Start of The input

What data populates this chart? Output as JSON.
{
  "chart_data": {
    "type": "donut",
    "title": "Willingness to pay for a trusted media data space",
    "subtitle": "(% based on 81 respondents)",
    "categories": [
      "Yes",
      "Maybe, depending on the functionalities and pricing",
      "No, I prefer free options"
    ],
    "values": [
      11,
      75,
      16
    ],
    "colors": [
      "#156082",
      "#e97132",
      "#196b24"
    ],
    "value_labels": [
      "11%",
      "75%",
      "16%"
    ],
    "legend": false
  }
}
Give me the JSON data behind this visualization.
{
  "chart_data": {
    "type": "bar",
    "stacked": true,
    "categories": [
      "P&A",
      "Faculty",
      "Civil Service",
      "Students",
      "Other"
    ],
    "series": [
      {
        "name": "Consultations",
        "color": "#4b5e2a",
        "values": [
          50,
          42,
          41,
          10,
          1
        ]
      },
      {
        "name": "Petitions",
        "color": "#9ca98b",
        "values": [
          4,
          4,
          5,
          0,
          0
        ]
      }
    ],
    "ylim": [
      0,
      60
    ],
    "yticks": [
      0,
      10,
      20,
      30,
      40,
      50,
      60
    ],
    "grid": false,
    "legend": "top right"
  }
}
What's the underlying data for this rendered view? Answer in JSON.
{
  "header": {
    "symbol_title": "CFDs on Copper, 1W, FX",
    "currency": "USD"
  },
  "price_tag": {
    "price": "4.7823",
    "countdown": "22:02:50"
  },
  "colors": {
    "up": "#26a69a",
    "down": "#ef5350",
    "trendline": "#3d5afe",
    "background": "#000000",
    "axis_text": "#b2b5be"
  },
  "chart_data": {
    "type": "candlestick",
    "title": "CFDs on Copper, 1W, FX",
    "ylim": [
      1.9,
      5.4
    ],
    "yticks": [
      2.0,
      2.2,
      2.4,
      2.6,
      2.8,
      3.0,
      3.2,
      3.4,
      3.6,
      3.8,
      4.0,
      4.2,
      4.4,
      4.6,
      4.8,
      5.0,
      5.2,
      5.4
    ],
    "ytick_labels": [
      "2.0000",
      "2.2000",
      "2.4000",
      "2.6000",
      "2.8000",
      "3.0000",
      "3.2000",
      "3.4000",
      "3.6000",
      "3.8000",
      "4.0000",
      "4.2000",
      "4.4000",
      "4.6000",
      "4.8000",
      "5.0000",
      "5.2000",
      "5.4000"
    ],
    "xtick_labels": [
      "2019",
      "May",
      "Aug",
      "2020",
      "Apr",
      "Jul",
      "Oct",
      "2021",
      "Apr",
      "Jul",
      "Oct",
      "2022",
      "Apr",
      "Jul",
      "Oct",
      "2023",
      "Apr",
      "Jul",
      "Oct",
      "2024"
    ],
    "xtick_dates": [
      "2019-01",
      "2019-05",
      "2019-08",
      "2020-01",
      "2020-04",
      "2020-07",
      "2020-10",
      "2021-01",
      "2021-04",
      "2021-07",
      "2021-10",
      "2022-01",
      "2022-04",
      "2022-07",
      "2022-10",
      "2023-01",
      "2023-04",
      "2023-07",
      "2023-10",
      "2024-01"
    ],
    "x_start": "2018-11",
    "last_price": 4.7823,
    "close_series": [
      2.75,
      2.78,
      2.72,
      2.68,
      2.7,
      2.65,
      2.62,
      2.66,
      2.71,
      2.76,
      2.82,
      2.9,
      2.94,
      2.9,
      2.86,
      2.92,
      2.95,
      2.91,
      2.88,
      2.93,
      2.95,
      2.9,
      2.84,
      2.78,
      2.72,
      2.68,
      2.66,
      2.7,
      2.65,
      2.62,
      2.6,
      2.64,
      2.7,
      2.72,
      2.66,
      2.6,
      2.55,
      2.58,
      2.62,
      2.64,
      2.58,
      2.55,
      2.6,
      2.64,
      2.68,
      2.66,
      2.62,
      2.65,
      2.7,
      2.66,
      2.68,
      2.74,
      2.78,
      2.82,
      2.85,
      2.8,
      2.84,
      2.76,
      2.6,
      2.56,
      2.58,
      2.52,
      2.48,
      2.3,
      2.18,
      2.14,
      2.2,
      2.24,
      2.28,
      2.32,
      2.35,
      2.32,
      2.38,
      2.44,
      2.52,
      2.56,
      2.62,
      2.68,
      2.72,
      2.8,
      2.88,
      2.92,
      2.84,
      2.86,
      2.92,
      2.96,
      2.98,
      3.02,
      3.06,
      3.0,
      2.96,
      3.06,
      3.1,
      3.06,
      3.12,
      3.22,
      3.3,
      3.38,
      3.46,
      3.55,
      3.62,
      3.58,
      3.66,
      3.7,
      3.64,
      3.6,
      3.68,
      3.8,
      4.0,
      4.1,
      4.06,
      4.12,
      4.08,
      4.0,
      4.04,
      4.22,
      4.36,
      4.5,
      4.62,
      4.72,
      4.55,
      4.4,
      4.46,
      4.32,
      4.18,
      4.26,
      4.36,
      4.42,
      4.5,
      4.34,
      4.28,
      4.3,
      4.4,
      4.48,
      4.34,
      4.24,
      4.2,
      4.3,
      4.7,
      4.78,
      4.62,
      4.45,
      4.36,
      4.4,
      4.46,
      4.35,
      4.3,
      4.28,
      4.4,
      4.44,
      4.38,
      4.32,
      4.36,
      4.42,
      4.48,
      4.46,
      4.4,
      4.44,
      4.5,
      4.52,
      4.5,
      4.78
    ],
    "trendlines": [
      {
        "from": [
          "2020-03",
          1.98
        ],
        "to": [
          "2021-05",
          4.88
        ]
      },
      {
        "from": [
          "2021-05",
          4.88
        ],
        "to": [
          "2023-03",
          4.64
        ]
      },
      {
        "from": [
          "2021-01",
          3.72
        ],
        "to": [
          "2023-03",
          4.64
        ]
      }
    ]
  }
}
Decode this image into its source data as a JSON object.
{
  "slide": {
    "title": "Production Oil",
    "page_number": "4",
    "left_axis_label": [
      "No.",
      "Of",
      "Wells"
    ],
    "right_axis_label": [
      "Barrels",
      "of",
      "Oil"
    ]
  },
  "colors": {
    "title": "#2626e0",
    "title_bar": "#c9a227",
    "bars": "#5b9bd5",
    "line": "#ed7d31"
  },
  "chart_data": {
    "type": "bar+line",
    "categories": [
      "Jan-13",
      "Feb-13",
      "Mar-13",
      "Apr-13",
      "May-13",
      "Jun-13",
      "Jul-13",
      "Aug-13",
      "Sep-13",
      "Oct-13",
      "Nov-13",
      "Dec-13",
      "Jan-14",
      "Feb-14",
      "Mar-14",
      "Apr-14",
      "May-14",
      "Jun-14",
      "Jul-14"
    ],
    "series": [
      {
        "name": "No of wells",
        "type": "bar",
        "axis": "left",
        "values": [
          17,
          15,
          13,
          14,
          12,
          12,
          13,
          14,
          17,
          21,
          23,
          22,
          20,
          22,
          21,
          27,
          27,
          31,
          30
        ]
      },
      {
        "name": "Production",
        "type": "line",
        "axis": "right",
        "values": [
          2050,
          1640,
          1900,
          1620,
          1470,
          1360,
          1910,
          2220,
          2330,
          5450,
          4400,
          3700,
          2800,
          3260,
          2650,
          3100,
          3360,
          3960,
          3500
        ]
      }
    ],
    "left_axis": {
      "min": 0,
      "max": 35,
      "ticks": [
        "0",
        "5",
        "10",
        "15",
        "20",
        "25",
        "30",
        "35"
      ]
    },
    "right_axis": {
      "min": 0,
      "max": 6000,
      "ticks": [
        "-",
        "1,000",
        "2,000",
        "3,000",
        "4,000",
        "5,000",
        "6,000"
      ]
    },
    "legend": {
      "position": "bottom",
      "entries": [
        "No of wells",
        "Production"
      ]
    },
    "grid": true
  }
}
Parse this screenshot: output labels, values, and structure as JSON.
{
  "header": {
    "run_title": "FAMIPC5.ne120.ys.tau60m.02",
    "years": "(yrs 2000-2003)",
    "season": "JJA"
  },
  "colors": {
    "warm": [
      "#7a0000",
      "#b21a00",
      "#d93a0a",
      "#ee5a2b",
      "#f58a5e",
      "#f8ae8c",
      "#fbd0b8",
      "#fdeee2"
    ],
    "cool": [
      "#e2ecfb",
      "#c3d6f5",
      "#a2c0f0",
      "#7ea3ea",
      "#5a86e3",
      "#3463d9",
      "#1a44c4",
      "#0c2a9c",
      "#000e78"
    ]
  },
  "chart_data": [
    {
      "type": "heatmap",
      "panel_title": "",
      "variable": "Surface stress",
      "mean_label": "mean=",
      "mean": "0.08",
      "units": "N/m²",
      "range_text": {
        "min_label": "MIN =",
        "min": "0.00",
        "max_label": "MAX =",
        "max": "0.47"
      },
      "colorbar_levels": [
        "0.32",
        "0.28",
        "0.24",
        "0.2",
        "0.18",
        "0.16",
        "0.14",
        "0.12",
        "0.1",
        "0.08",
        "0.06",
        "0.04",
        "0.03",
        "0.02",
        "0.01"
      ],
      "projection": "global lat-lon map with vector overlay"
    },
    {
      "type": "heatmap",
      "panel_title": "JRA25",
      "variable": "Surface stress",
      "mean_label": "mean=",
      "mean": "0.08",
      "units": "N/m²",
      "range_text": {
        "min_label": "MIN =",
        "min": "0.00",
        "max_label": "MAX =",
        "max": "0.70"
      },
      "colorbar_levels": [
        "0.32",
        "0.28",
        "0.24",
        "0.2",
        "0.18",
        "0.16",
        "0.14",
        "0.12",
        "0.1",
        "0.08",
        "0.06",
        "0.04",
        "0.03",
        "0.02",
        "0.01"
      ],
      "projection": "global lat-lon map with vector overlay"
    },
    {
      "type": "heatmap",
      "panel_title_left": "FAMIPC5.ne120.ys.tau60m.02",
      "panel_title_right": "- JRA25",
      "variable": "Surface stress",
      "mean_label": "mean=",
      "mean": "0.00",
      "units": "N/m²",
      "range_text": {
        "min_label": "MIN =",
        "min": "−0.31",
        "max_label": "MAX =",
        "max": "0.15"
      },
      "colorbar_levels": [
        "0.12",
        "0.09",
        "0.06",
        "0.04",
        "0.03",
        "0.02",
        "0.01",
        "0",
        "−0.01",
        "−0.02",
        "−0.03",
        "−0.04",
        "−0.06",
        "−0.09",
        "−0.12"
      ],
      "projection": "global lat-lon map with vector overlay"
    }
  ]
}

End of The input

Set task ▸ Pull out each line of the entries that contains "CFDs".

Answer to the task ▸
    "symbol_title": "CFDs on Copper, 1W, FX",
    "title": "CFDs on Copper, 1W, FX",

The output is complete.